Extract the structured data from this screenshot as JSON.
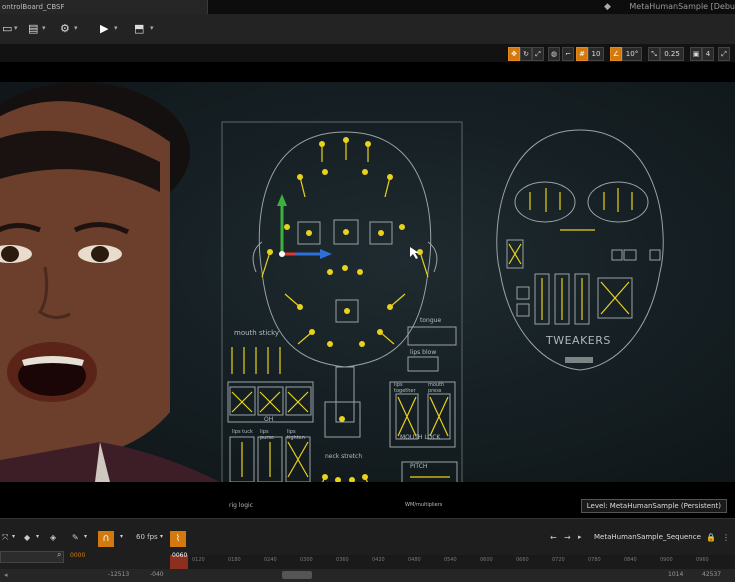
{
  "window": {
    "tab_title": "ontrolBoard_CBSF",
    "project_title": "MetaHumanSample [Debu",
    "logo_icon": "unreal-logo-icon"
  },
  "toolbar": {
    "icons": [
      "save-icon",
      "browse-icon",
      "settings-icon",
      "play-icon",
      "launch-icon"
    ]
  },
  "viewport_controls": {
    "grid_snap": "10",
    "rotation_snap": "10°",
    "scale_snap": "0.25",
    "camera_speed": "4"
  },
  "board": {
    "left_panel_labels": {
      "mouth_sticky": "mouth sticky",
      "tongue": "tongue",
      "lips_blow": "lips blow",
      "lips_together": "lips together",
      "mouth_press": "mouth press",
      "oh": "OH",
      "lips_tuck": "lips tuck",
      "lips_purse": "lips purse",
      "lips_tighten": "lips tighten",
      "mouth_lock": "MOUTH LOCK",
      "neck_stretch": "neck stretch",
      "pitch": "PITCH",
      "eye_rig_logic": "rig logic",
      "multipliers": "WM/multipliers"
    },
    "right_panel_labels": {
      "tweakers": "TWEAKERS"
    }
  },
  "level_label": "Level: MetaHumanSample (Persistent)",
  "sequencer": {
    "fps": "60 fps",
    "current_frame": "0060",
    "start_frame": "0000",
    "sequence_name": "MetaHumanSample_Sequence",
    "ticks": [
      "0000",
      "0060",
      "0120",
      "0180",
      "0240",
      "0300",
      "0360",
      "0420",
      "0480",
      "0540",
      "0600",
      "0660",
      "0720",
      "0780",
      "0840",
      "0900",
      "0960"
    ],
    "range_start": "-12513",
    "range_low": "-040",
    "range_end": "42537",
    "range_high": "1014"
  }
}
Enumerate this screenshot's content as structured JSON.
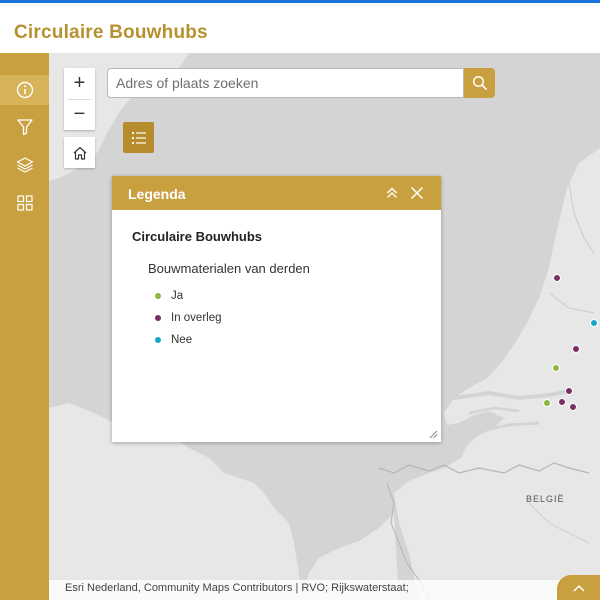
{
  "app": {
    "title": "Circulaire Bouwhubs"
  },
  "sidebar": {
    "items": [
      {
        "name": "info",
        "icon": "info-icon",
        "active": true
      },
      {
        "name": "filter",
        "icon": "filter-icon",
        "active": false
      },
      {
        "name": "layers",
        "icon": "layers-icon",
        "active": false
      },
      {
        "name": "basemap",
        "icon": "grid-icon",
        "active": false
      }
    ]
  },
  "map": {
    "zoom_in_label": "+",
    "zoom_out_label": "−",
    "home_icon": "home-icon",
    "country_label": "BELGIË",
    "attribution": "Esri Nederland, Community Maps Contributors | RVO; Rijkswaterstaat;"
  },
  "search": {
    "placeholder": "Adres of plaats zoeken",
    "value": ""
  },
  "legend": {
    "title": "Legenda",
    "layer_title": "Circulaire Bouwhubs",
    "field_title": "Bouwmaterialen van derden",
    "items": [
      {
        "label": "Ja",
        "color": "#8fb63c"
      },
      {
        "label": "In overleg",
        "color": "#7a2e62"
      },
      {
        "label": "Nee",
        "color": "#1aa3c8"
      }
    ]
  },
  "colors": {
    "accent": "#c8a040",
    "title": "#b7902f",
    "land": "#e6e6e6",
    "water": "#d4d4d4"
  }
}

───

#### [Stated exercise]
Retype everything in the material word for word, minus pictures.

#### [Full solution]
Extract the structured data from this screenshot as JSON.
{
  "window": {
    "tab_title": "ontrolBoard_CBSF",
    "project_title": "MetaHumanSample [Debu",
    "logo_icon": "unreal-logo-icon"
  },
  "toolbar": {
    "icons": [
      "save-icon",
      "browse-icon",
      "settings-icon",
      "play-icon",
      "launch-icon"
    ]
  },
  "viewport_controls": {
    "grid_snap": "10",
    "rotation_snap": "10°",
    "scale_snap": "0.25",
    "camera_speed": "4"
  },
  "board": {
    "left_panel_labels": {
      "mouth_sticky": "mouth sticky",
      "tongue": "tongue",
      "lips_blow": "lips blow",
      "lips_together": "lips together",
      "mouth_press": "mouth press",
      "oh": "OH",
      "lips_tuck": "lips tuck",
      "lips_purse": "lips purse",
      "lips_tighten": "lips tighten",
      "mouth_lock": "MOUTH LOCK",
      "neck_stretch": "neck stretch",
      "pitch": "PITCH",
      "eye_rig_logic": "rig logic",
      "multipliers": "WM/multipliers"
    },
    "right_panel_labels": {
      "tweakers": "TWEAKERS"
    }
  },
  "level_label": "Level: MetaHumanSample (Persistent)",
  "sequencer": {
    "fps": "60 fps",
    "current_frame": "0060",
    "start_frame": "0000",
    "sequence_name": "MetaHumanSample_Sequence",
    "ticks": [
      "0000",
      "0060",
      "0120",
      "0180",
      "0240",
      "0300",
      "0360",
      "0420",
      "0480",
      "0540",
      "0600",
      "0660",
      "0720",
      "0780",
      "0840",
      "0900",
      "0960"
    ],
    "range_start": "-12513",
    "range_low": "-040",
    "range_end": "42537",
    "range_high": "1014"
  }
}
Enumerate this screenshot's content as structured JSON.
{
  "app": {
    "title": "Circulaire Bouwhubs"
  },
  "sidebar": {
    "items": [
      {
        "name": "info",
        "icon": "info-icon",
        "active": true
      },
      {
        "name": "filter",
        "icon": "filter-icon",
        "active": false
      },
      {
        "name": "layers",
        "icon": "layers-icon",
        "active": false
      },
      {
        "name": "basemap",
        "icon": "grid-icon",
        "active": false
      }
    ]
  },
  "map": {
    "zoom_in_label": "+",
    "zoom_out_label": "−",
    "home_icon": "home-icon",
    "country_label": "BELGIË",
    "attribution": "Esri Nederland, Community Maps Contributors | RVO; Rijkswaterstaat;"
  },
  "search": {
    "placeholder": "Adres of plaats zoeken",
    "value": ""
  },
  "legend": {
    "title": "Legenda",
    "layer_title": "Circulaire Bouwhubs",
    "field_title": "Bouwmaterialen van derden",
    "items": [
      {
        "label": "Ja",
        "color": "#8fb63c"
      },
      {
        "label": "In overleg",
        "color": "#7a2e62"
      },
      {
        "label": "Nee",
        "color": "#1aa3c8"
      }
    ]
  },
  "colors": {
    "accent": "#c8a040",
    "title": "#b7902f",
    "land": "#e6e6e6",
    "water": "#d4d4d4"
  }
}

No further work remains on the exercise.